§ **INSTRUCTIONS TO FOLLOW**:
Repeat the entire listing exactly.

(Data extracted from a collection)
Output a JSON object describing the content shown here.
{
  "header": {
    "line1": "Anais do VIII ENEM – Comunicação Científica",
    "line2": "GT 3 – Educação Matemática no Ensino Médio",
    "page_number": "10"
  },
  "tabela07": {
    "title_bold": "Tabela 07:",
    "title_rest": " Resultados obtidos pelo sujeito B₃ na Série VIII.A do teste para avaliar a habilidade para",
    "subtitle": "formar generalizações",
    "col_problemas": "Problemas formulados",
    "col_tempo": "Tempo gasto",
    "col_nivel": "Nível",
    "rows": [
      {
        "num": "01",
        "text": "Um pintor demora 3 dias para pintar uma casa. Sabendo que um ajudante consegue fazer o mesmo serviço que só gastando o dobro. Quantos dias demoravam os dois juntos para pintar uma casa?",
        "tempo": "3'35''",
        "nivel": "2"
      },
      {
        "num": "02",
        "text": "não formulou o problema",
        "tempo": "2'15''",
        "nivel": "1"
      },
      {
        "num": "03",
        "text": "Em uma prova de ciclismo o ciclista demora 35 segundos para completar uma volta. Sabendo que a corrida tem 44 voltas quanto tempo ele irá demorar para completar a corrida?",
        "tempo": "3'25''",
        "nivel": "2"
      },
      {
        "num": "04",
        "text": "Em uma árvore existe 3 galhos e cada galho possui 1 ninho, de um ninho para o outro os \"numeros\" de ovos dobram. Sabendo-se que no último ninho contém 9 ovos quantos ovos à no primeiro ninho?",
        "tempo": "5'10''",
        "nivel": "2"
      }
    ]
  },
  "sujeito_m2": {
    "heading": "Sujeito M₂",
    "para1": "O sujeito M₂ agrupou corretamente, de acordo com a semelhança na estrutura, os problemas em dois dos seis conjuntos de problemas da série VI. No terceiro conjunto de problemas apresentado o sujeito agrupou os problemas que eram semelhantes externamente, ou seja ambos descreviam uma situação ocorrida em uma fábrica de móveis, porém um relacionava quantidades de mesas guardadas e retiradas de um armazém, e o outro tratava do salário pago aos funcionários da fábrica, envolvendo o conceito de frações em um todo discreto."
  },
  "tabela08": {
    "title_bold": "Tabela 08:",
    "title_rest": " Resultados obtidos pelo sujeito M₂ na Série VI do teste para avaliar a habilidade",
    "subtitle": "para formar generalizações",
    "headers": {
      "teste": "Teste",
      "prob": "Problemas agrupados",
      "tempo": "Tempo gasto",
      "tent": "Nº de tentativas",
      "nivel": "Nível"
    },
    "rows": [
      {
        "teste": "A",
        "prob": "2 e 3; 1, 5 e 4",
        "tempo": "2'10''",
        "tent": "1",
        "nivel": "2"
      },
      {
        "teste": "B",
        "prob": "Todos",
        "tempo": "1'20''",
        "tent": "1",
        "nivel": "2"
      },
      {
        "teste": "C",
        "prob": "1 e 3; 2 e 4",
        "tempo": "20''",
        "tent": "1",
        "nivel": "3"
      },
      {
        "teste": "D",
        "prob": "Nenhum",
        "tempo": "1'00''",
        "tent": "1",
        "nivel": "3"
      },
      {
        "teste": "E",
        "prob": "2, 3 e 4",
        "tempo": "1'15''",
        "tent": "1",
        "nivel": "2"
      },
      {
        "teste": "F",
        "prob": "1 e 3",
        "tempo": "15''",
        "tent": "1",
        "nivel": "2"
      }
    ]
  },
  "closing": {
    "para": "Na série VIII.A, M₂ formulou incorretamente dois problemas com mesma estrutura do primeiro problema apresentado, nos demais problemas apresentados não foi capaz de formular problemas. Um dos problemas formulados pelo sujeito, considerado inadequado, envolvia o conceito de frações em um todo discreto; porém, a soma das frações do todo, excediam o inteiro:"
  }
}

§ **SOLUTION TO THIS PROBLEM**:
Output a JSON object describing the content shown here.
{
  "header": {
    "line1": "Anais do VIII ENEM – Comunicação Científica",
    "line2": "GT 3 – Educação Matemática no Ensino Médio",
    "page_number": "10"
  },
  "tabela07": {
    "title_bold": "Tabela 07:",
    "title_rest": " Resultados obtidos pelo sujeito B₃ na Série VIII.A do teste para avaliar a habilidade para",
    "subtitle": "formar generalizações",
    "col_problemas": "Problemas formulados",
    "col_tempo": "Tempo gasto",
    "col_nivel": "Nível",
    "rows": [
      {
        "num": "01",
        "text": "Um pintor demora 3 dias para pintar uma casa. Sabendo que um ajudante consegue fazer o mesmo serviço que só gastando o dobro. Quantos dias demoravam os dois juntos para pintar uma casa?",
        "tempo": "3'35''",
        "nivel": "2"
      },
      {
        "num": "02",
        "text": "não formulou o problema",
        "tempo": "2'15''",
        "nivel": "1"
      },
      {
        "num": "03",
        "text": "Em uma prova de ciclismo o ciclista demora 35 segundos para completar uma volta. Sabendo que a corrida tem 44 voltas quanto tempo ele irá demorar para completar a corrida?",
        "tempo": "3'25''",
        "nivel": "2"
      },
      {
        "num": "04",
        "text": "Em uma árvore existe 3 galhos e cada galho possui 1 ninho, de um ninho para o outro os \"numeros\" de ovos dobram. Sabendo-se que no último ninho contém 9 ovos quantos ovos à no primeiro ninho?",
        "tempo": "5'10''",
        "nivel": "2"
      }
    ]
  },
  "sujeito_m2": {
    "heading": "Sujeito M₂",
    "para1": "O sujeito M₂ agrupou corretamente, de acordo com a semelhança na estrutura, os problemas em dois dos seis conjuntos de problemas da série VI. No terceiro conjunto de problemas apresentado o sujeito agrupou os problemas que eram semelhantes externamente, ou seja ambos descreviam uma situação ocorrida em uma fábrica de móveis, porém um relacionava quantidades de mesas guardadas e retiradas de um armazém, e o outro tratava do salário pago aos funcionários da fábrica, envolvendo o conceito de frações em um todo discreto."
  },
  "tabela08": {
    "title_bold": "Tabela 08:",
    "title_rest": " Resultados obtidos pelo sujeito M₂ na Série VI do teste para avaliar a habilidade",
    "subtitle": "para formar generalizações",
    "headers": {
      "teste": "Teste",
      "prob": "Problemas agrupados",
      "tempo": "Tempo gasto",
      "tent": "Nº de tentativas",
      "nivel": "Nível"
    },
    "rows": [
      {
        "teste": "A",
        "prob": "2 e 3; 1, 5 e 4",
        "tempo": "2'10''",
        "tent": "1",
        "nivel": "2"
      },
      {
        "teste": "B",
        "prob": "Todos",
        "tempo": "1'20''",
        "tent": "1",
        "nivel": "2"
      },
      {
        "teste": "C",
        "prob": "1 e 3; 2 e 4",
        "tempo": "20''",
        "tent": "1",
        "nivel": "3"
      },
      {
        "teste": "D",
        "prob": "Nenhum",
        "tempo": "1'00''",
        "tent": "1",
        "nivel": "3"
      },
      {
        "teste": "E",
        "prob": "2, 3 e 4",
        "tempo": "1'15''",
        "tent": "1",
        "nivel": "2"
      },
      {
        "teste": "F",
        "prob": "1 e 3",
        "tempo": "15''",
        "tent": "1",
        "nivel": "2"
      }
    ]
  },
  "closing": {
    "para": "Na série VIII.A, M₂ formulou incorretamente dois problemas com mesma estrutura do primeiro problema apresentado, nos demais problemas apresentados não foi capaz de formular problemas. Um dos problemas formulados pelo sujeito, considerado inadequado, envolvia o conceito de frações em um todo discreto; porém, a soma das frações do todo, excediam o inteiro:"
  }
}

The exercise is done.